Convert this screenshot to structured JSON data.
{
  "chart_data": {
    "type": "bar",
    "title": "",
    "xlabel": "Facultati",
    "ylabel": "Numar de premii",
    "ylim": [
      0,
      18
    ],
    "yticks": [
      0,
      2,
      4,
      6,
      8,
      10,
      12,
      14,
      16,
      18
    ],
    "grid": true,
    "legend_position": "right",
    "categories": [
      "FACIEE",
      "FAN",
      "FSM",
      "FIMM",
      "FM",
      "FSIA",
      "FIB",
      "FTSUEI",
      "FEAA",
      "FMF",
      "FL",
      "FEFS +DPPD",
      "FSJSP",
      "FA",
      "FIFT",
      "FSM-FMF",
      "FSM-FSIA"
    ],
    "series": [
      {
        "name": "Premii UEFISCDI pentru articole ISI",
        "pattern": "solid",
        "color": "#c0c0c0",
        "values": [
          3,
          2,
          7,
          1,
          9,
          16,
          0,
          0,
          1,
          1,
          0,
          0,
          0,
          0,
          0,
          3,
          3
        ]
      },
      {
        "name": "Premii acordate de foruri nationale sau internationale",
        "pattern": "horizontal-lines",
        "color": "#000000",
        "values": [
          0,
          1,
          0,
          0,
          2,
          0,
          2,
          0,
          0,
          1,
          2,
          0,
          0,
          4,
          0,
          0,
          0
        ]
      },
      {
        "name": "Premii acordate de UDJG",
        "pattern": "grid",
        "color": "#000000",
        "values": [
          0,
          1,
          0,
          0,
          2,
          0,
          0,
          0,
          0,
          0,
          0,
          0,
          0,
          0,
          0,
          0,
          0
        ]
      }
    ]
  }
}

◆ **PROBLEM STATEMENT**
Collect every line with the string "name" from the records, and copy each.

◆ **TASK RESULT**
        "name": "Premii UEFISCDI pentru articole ISI",
        "name": "Premii acordate de foruri nationale sau internationale",
        "name": "Premii acordate de UDJG",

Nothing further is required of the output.